Задание:
Ответьте по тексту о выступлениях с критикой Ягоды:
1. Какими словами Балицкий охарактеризовал речь Ягоды?
2. Какой пост занимал Григорий Каминский?
3. Чьим свояком назван Станислав Реденс?

Исходный текст:
Далее выступал глава УНВКД Украинской ССР Всеволод Балицкий, один из лидеров группы правых на Украине. Он говорил недолго, прямо обвинял Ягоду в провале следственной работы. Он раскритиковал его выступление: «сказать, поскольку речь идет о нашем аппарате, если ты член ЦК, ты должен принять меры, придти в ЦК и сказать. Но субординация в нашем аппарате обязательна. Это не приходится доказывать. Что касается Ягоды, то у него получилась беспомощная, странная речь. Я думаю, что т. Ягода, хотя теперь после выступления Николая Ивановича в отношении того, что было проделано, должен был понять одно, что он наделал кучу политических ошибок, очень много ошибок. Что он оторвался от ЦК и что, наконец, он совсем не оперативный руководитель. Это он должен понять. А он выходит на трибуну и говорит следующее: я виноват в том, что я всех связей не держал у себя в руках. Я думаю, что было бы еще хуже, если бы эти связи он один держал, это было бы еще хуже. Тов. Ягода хотел себя сделать оперативным руководителем, он и сейчас мечтает об этом, как бы он занялся оперативной работой.»

После него говорил Григорий Каминский, нарком здравоохранения СССР и заговорщик. Он рассказывал о троцкистах. Близких к минздраву и о том, как органы их не трогали. Он набросился с критикой на речь Ягоды: «Вчерашнее выступление т. Ягоды лишний раз подтверждает это. Вчерашнее выступление т. Ягоды не было большевистским политическим выступлением, он признавался и каялся, но все доказывал, что он не при чем – «моя хата с краю». Это все стоило нам такой горестной потери, как смерть благородного сына партии С. М. Кирова.» Следом досталось и Агранову: «Товарищи, только что выступал здесь т. Агранов. Что он говорил? Мы были отгорожены от ЦК, луч партийного света не проникал в органы Наркомвнудела. Где же вы были раньше? Как вы смели молчать о таких делах? Что это такое? Член Центрального Комитета. Знаете, то признание виновности, которое было в выступлениях тт. Ягоды и Агранова – было сделано не по-большевистски».

Следом говорил Станислав Реденс, некогда ближайший помошник Феликса Джезржинского, теперь глава УНКВД по Московской области и свояк Сталина. Даже последнее не помешало ему войти в состав группы заговорщиков, работать на Польшу. Он снова заговорил о деле Зафрана и ему было что добавить, по его словам Ягода поставил жизнь Сталина под угрозу: «Реденс. У Хрусталева была явка и главная квартира по слежке, как ходит машина т. Сталина, чтобы отсюда сделать покушение. И он делает вид, что центральный аппарат, Молчанов, выручил московский аппарат, который попал в руки провокаторов и попал в неудобное положение, что мы это дело замяли, а агента осудили. Он говорил, что об этом деле он не знал тогда. Не верно, вы знали об этом деле тогда же.

(Сохранённые записи)
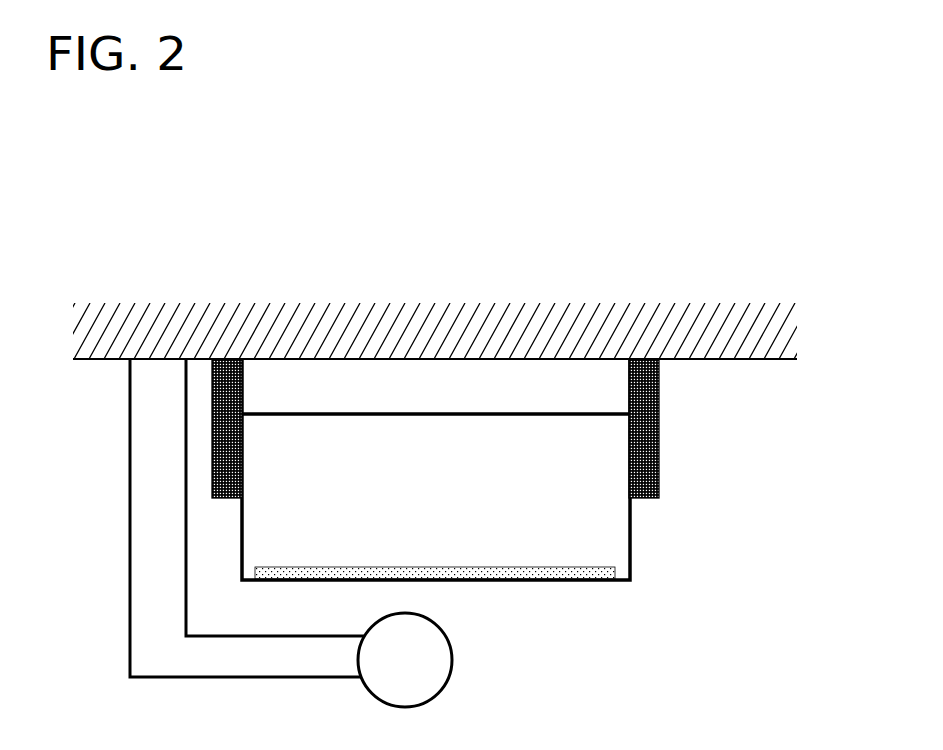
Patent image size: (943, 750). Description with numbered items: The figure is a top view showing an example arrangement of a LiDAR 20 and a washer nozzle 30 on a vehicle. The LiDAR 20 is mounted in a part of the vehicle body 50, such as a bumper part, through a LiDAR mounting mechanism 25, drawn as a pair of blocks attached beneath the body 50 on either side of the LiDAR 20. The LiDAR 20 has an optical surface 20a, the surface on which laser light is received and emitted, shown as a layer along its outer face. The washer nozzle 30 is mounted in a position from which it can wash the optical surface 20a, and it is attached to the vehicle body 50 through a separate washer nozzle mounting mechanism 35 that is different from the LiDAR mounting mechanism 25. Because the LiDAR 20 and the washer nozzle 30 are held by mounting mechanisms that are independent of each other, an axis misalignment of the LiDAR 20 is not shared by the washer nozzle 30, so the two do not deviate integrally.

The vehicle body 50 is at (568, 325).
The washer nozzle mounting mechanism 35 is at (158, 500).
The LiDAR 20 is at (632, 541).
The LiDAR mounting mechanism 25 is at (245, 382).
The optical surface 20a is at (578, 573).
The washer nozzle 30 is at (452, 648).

--

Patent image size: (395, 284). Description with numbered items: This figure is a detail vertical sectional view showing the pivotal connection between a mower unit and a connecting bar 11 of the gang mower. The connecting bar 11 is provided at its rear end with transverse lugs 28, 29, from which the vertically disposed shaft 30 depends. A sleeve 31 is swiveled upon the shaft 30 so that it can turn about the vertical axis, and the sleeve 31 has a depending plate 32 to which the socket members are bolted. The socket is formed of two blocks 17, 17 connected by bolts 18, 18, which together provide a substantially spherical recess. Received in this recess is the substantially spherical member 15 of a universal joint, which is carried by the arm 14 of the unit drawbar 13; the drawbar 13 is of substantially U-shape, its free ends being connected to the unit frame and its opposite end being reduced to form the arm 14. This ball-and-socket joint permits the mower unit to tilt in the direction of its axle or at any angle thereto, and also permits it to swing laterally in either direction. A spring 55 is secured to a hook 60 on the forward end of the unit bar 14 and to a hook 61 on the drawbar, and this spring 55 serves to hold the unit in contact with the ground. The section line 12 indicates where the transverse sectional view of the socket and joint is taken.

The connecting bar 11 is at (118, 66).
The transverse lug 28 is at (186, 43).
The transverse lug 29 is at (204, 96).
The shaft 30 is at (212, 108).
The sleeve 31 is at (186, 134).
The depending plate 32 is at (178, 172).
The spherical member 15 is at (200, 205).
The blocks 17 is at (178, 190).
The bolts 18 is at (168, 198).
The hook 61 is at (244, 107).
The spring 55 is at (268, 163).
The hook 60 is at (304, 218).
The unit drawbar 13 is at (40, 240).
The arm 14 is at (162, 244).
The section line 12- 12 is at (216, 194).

Ответ:
1. Балицкий назвал её беспомощной, странной речью.
2. Он был наркомом здравоохранения СССР.
3. Реденс назван свояком Сталина.